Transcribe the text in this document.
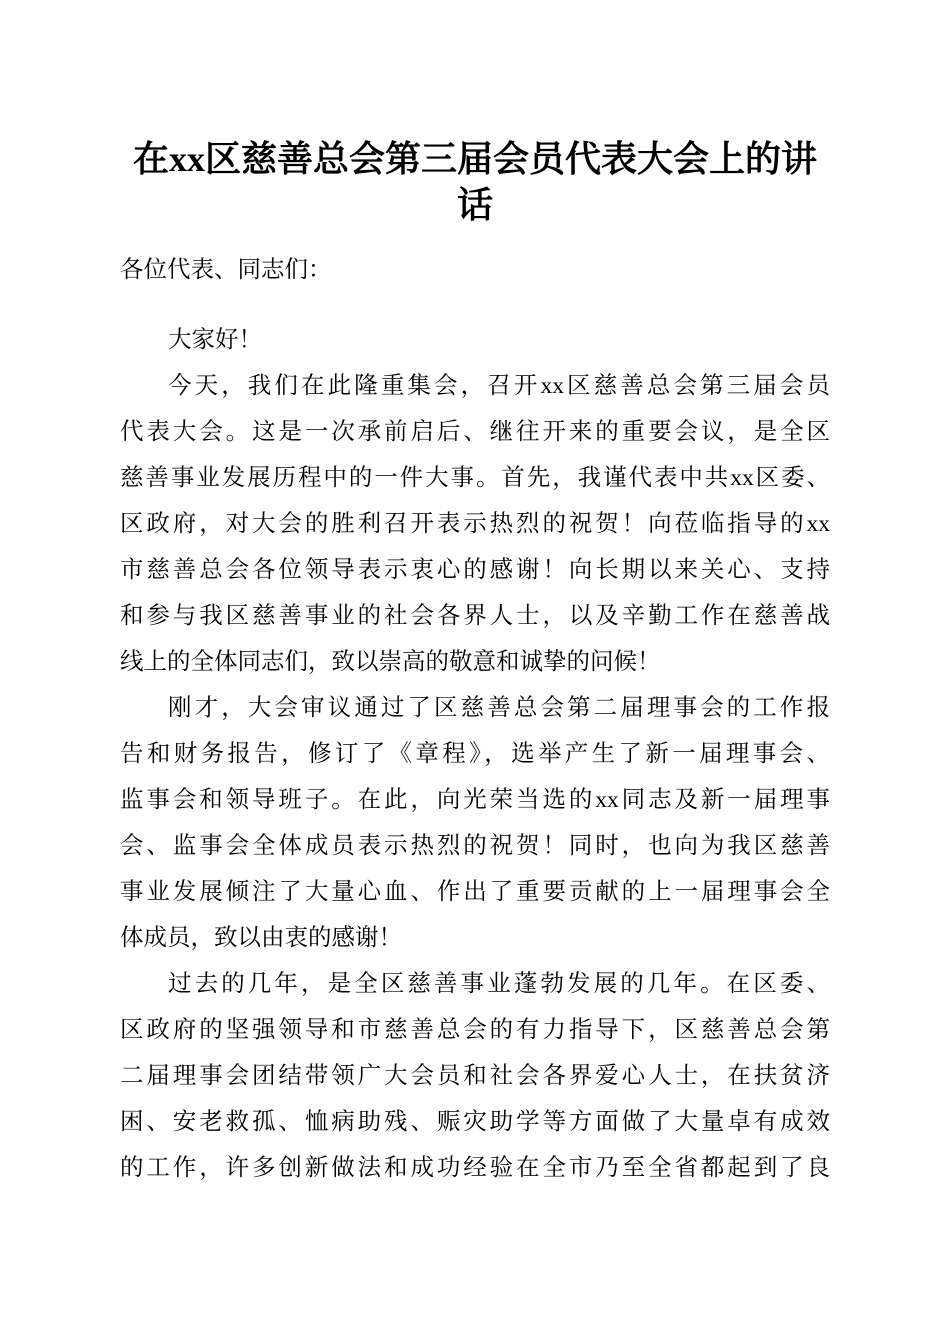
在xx区慈善总会第三届会员代表大会上的讲
话
各位代表、同志们：
大家好！
今天，我们在此隆重集会，召开xx区慈善总会第三届会员
代表大会。这是一次承前启后、继往开来的重要会议，是全区
慈善事业发展历程中的一件大事。首先，我谨代表中共xx区委、
区政府，对大会的胜利召开表示热烈的祝贺！向莅临指导的xx
市慈善总会各位领导表示衷心的感谢！向长期以来关心、支持
和参与我区慈善事业的社会各界人士，以及辛勤工作在慈善战
线上的全体同志们，致以崇高的敬意和诚挚的问候！
刚才，大会审议通过了区慈善总会第二届理事会的工作报
告和财务报告，修订了《章程》，选举产生了新一届理事会、
监事会和领导班子。在此，向光荣当选的xx同志及新一届理事
会、监事会全体成员表示热烈的祝贺！同时，也向为我区慈善
事业发展倾注了大量心血、作出了重要贡献的上一届理事会全
体成员，致以由衷的感谢！
过去的几年，是全区慈善事业蓬勃发展的几年。在区委、
区政府的坚强领导和市慈善总会的有力指导下，区慈善总会第
二届理事会团结带领广大会员和社会各界爱心人士，在扶贫济
困、安老救孤、恤病助残、赈灾助学等方面做了大量卓有成效
的工作，许多创新做法和成功经验在全市乃至全省都起到了良
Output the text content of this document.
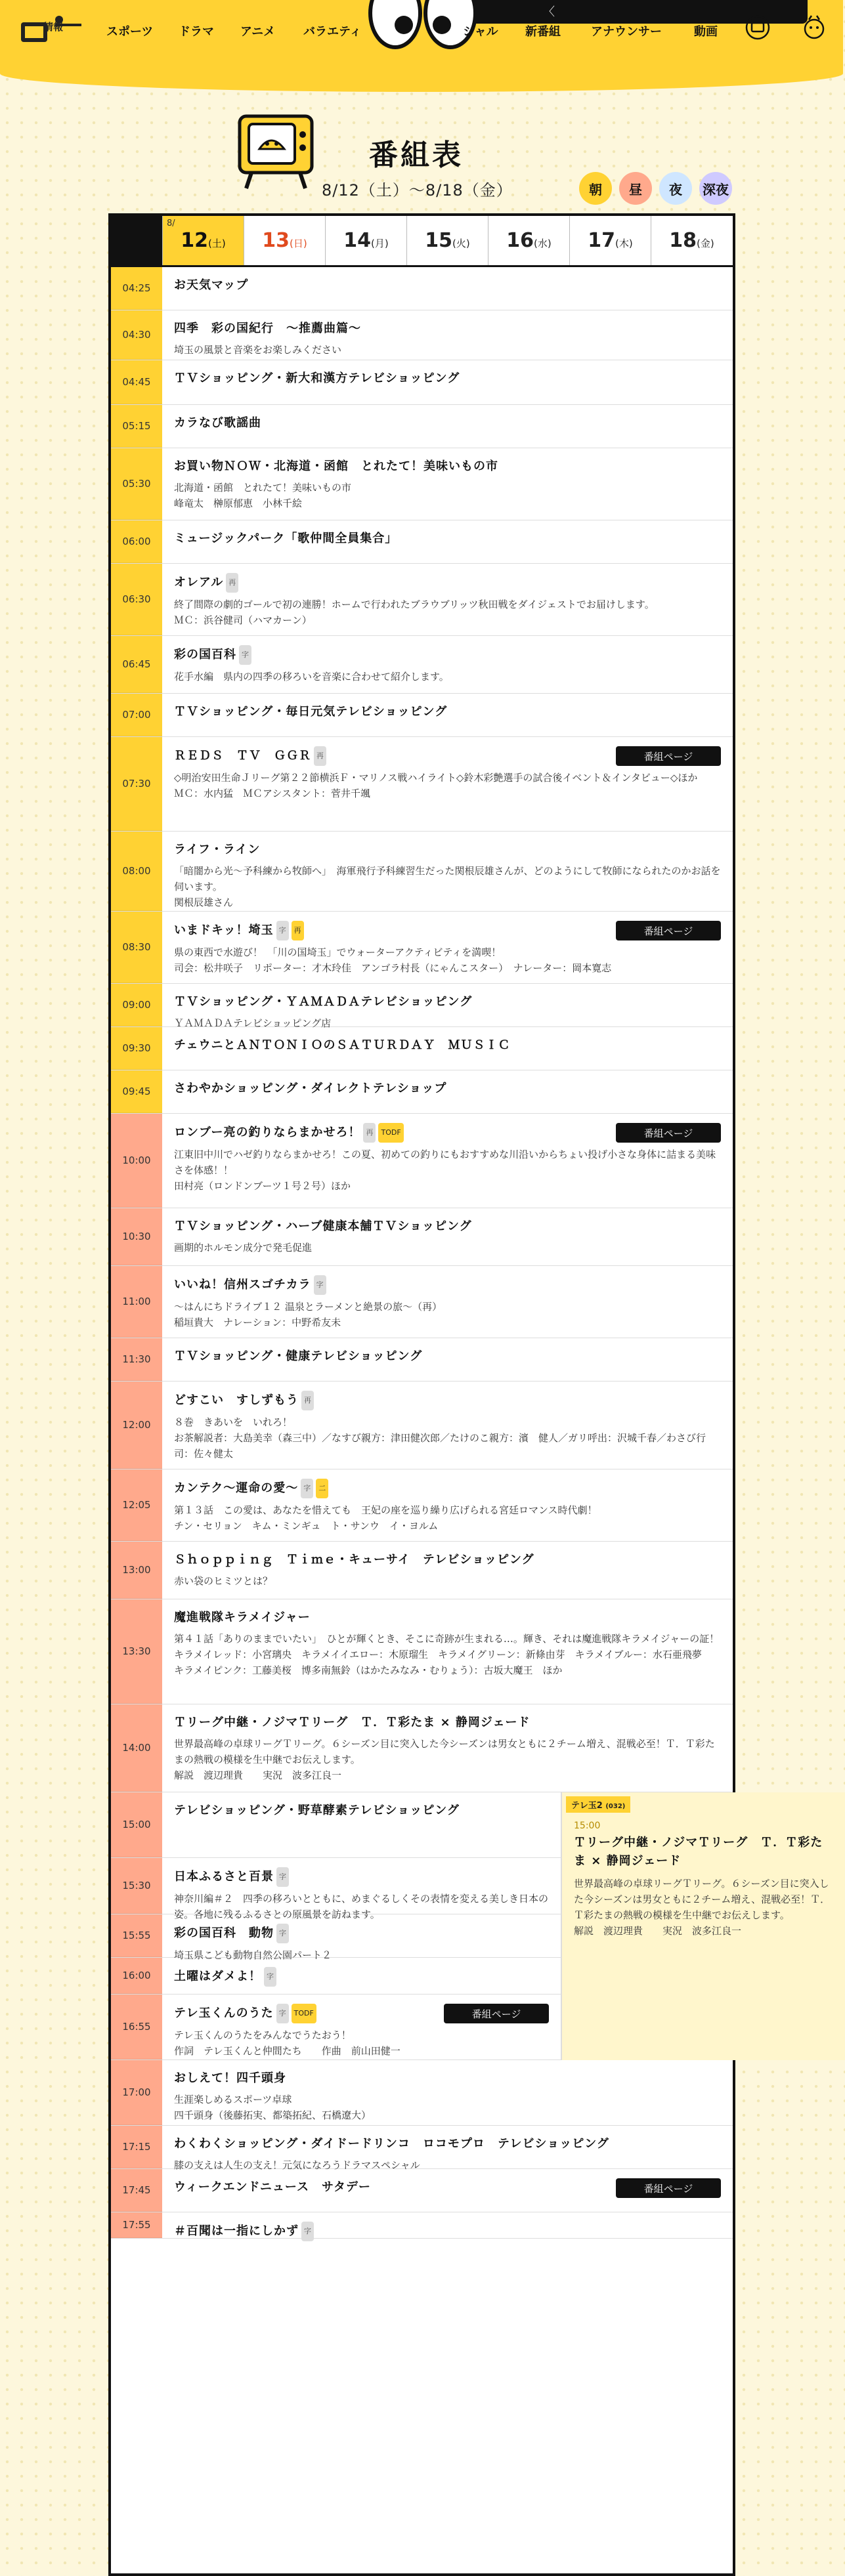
情報	スポーツ ドラマ アニメ バラエティ
〈
シャル 新番組	アナウンサー	動画
番組表
8/12（土）〜8/18（金）	朝	昼	夜	深夜
8/
12(土)	13(日)	14(月)	15(火)	16(水)	17(木)	18(金)
04:25	お天気マップ
04:30	四季　彩の国紀行　〜推薦曲篇〜
埼玉の風景と音楽をお楽しみください
04:45	ＴＶショッピング・新大和漢方テレビショッピング
05:15	カラなび歌謡曲
05:30
お買い物ＮＯＷ・北海道・函館　とれたて！美味いもの市
北海道・函館　とれたて！美味いもの市
峰竜太　榊原郁恵　小林千絵
06:00	ミュージックパーク「歌仲間全員集合」
06:30
オレアル 再
終了間際の劇的ゴールで初の連勝！ホームで行われたブラウブリッツ秋田戦をダイジェストでお届けします。
ＭＣ：浜谷健司（ハマカーン）
06:45
彩の国百科 字
花手水編　県内の四季の移ろいを音楽に合わせて紹介します。
07:00	ＴＶショッピング・毎日元気テレビショッピング
07:30
ＲＥＤＳ　ＴＶ　ＧＧＲ 再
◇明治安田生命Ｊリーグ第２２節横浜Ｆ・マリノス戦ハイライト◇鈴木彩艶選手の試合後イベント＆インタビュー◇ほか
ＭＣ：水内猛　ＭＣアシスタント：菅井千颯
番組ページ
08:00
ライフ・ライン
「暗闇から光〜予科練から牧師へ」　海軍飛行予科練習生だった関根辰雄さんが、どのようにして牧師になられたのかお話を伺います。
関根辰雄さん
08:30
いまドキッ！埼玉 字 再
県の東西で水遊び！　「川の国埼玉」でウォーターアクティビティを満喫！
司会：松井咲子　リポーター：才木玲佳　アンゴラ村長（にゃんこスター）　ナレーター：岡本寛志
番組ページ
09:00	ＴＶショッピング・ＹＡＭＡＤＡテレビショッピング
ＹＡＭＡＤＡテレビショッピング店
09:30	チェウニとＡＮＴＯＮＩＯのＳＡＴＵＲＤＡＹ　ＭＵＳＩＣ
09:45	さわやかショッピング・ダイレクトテレショップ
10:00
ロンブー亮の釣りならまかせろ！ 再 TODF
江東旧中川でハゼ釣りならまかせろ！この夏、初めての釣りにもおすすめな川沿いからちょい投げ小さな身体に詰まる美味さを体感！！
田村亮（ロンドンブーツ１号２号）ほか
番組ページ
10:30
ＴＶショッピング・ハーブ健康本舗ＴＶショッピング
画期的ホルモン成分で発毛促進
11:00
いいね！信州スゴチカラ 字
〜はんにちドライブ１２ 温泉とラーメンと絶景の旅〜（再）
稲垣貴大　ナレーション：中野希友未
11:30	ＴＶショッピング・健康テレビショッピング
12:00
どすこい　すしずもう 再
８巻　きあいを　いれろ！
お茶解説者：大島美幸（森三中）／なすび親方：津田健次郎／たけのこ親方：濱　健人／ガリ呼出：沢城千春／わさび行司：佐々健太
12:05
カンテク〜運命の愛〜 字 二
第１３話　この愛は、あなたを惜えても　王妃の座を巡り繰り広げられる宮廷ロマンス時代劇！
チン・セリョン　キム・ミンギュ　ト・サンウ　イ・ヨルム
13:00
Ｓｈｏｐｐｉｎｇ　Ｔｉｍｅ・キューサイ　テレビショッピング
赤い袋のヒミツとは？
13:30
魔進戦隊キラメイジャー
第４１話「ありのままでいたい」　ひとが輝くとき、そこに奇跡が生まれる…。輝き、それは魔進戦隊キラメイジャーの証！
キラメイレッド：小宮璃央　キラメイイエロー：木原瑠生　キラメイグリーン：新條由芽　キラメイブルー：水石亜飛夢　キラメイピンク：工藤美桜　博多南無鈴（はかたみなみ・むりょう）：古坂大魔王　ほか
14:00
Ｔリーグ中継・ノジマＴリーグ　Ｔ．Ｔ彩たま × 静岡ジェード
世界最高峰の卓球リーグＴリーグ。６シーズン目に突入した今シーズンは男女ともに２チーム増え、混戦必至！Ｔ．Ｔ彩たまの熱戦の模様を生中継でお伝えします。
解説　渡辺理貴　　実況　波多江良一
15:00
テレビショッピング・野草酵素テレビショッピング
15:30
日本ふるさと百景 字
神奈川編＃２　四季の移ろいとともに、めまぐるしくその表情を変える美しき日本の姿。各地に残るふるさとの原風景を訪ねます。
15:55	彩の国百科　動物 字
埼玉県こども動物自然公園パート２
16:00	土曜はダメよ！ 字
16:55
テレ玉くんのうた 字 TODF
テレ玉くんのうたをみんなでうたおう！
作詞　テレ玉くんと仲間たち　　作曲　前山田健一
番組ページ
17:00
おしえて！四千頭身
生涯楽しめるスポーツ卓球
四千頭身（後藤拓実、都築拓紀、石橋遼大）
17:15	わくわくショッピング・ダイドードリンコ　ロコモプロ　テレビショッピング
膝の支えは人生の支え！元気になろうドラマスペシャル
17:45	ウィークエンドニュース　サタデー	番組ページ
17:55	＃百聞は一指にしかず 字
テレ玉2 (032)
15:00
Ｔリーグ中継・ノジマＴリーグ　Ｔ．Ｔ彩たま × 静岡ジェード
世界最高峰の卓球リーグＴリーグ。６シーズン目に突入した今シーズンは男女ともに２チーム増え、混戦必至！Ｔ．Ｔ彩たまの熱戦の模様を生中継でお伝えします。
解説　渡辺理貴　　実況　波多江良一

※

Scan the material above. Copy each line where "text" occurs.

▶ Solution below
Transcribe the text in this document.
Output the text content of this document.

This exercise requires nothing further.